## SET TASK
Locate each line in the items below that contains the word "Polygon" and copy those lines.

## INPUT RECORDS
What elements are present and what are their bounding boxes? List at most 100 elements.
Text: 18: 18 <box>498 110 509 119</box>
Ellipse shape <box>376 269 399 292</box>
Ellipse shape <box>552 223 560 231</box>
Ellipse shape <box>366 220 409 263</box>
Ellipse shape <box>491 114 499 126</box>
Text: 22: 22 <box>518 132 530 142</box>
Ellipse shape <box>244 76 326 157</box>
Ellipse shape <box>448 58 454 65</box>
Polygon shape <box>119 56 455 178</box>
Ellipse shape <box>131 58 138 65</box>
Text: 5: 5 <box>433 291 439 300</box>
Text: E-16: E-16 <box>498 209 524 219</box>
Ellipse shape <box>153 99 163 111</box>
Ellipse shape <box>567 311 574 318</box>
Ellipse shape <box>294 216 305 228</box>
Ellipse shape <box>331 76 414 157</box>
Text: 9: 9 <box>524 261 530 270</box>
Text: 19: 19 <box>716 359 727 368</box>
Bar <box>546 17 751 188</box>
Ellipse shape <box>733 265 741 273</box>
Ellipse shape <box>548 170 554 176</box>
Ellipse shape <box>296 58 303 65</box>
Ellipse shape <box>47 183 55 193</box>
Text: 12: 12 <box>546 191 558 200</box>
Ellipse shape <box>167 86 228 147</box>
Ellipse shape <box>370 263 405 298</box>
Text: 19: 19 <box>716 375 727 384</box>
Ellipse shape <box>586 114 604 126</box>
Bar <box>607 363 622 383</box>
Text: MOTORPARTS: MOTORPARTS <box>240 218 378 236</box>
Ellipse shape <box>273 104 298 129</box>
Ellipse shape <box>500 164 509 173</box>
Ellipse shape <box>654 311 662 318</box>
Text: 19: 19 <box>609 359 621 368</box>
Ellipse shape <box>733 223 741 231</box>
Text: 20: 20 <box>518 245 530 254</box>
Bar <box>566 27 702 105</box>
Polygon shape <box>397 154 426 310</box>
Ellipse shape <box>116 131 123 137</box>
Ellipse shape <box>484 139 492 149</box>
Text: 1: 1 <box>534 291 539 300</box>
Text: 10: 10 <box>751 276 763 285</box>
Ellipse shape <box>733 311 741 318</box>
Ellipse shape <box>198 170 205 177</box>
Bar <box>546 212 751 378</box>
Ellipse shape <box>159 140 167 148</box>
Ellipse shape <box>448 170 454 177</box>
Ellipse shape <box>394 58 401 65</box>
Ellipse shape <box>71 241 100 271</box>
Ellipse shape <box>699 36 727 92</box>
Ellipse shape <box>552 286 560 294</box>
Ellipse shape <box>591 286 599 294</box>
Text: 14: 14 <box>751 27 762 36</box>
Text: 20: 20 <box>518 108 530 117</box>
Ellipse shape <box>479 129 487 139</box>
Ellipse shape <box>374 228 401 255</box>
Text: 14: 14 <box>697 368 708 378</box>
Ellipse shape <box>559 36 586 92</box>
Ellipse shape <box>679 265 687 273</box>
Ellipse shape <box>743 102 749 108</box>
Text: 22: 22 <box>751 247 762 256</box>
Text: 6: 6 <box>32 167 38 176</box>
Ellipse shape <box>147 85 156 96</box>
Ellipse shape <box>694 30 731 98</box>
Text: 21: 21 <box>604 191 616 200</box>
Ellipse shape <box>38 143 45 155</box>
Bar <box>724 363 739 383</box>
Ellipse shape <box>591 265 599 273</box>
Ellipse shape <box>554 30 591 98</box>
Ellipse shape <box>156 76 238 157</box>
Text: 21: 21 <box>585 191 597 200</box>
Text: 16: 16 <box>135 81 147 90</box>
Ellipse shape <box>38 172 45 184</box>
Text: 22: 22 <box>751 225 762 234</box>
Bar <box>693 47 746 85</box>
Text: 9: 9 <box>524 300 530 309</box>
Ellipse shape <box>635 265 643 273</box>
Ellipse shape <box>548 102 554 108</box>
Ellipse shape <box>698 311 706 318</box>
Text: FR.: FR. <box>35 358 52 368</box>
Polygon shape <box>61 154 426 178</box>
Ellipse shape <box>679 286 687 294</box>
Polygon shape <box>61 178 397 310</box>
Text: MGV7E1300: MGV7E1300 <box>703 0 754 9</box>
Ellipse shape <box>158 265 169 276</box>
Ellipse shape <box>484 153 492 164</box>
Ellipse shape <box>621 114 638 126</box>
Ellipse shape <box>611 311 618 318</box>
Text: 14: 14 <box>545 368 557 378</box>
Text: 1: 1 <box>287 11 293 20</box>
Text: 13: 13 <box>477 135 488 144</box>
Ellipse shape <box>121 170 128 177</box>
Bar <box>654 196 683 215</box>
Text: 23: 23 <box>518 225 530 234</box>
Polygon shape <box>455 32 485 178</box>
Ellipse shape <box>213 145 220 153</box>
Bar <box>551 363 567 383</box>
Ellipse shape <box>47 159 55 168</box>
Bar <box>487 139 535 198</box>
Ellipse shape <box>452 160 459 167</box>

## IN RESPONSE
Polygon shape <box>119 56 455 178</box>
Polygon shape <box>397 154 426 310</box>
Polygon shape <box>61 154 426 178</box>
Polygon shape <box>61 178 397 310</box>
Polygon shape <box>455 32 485 178</box>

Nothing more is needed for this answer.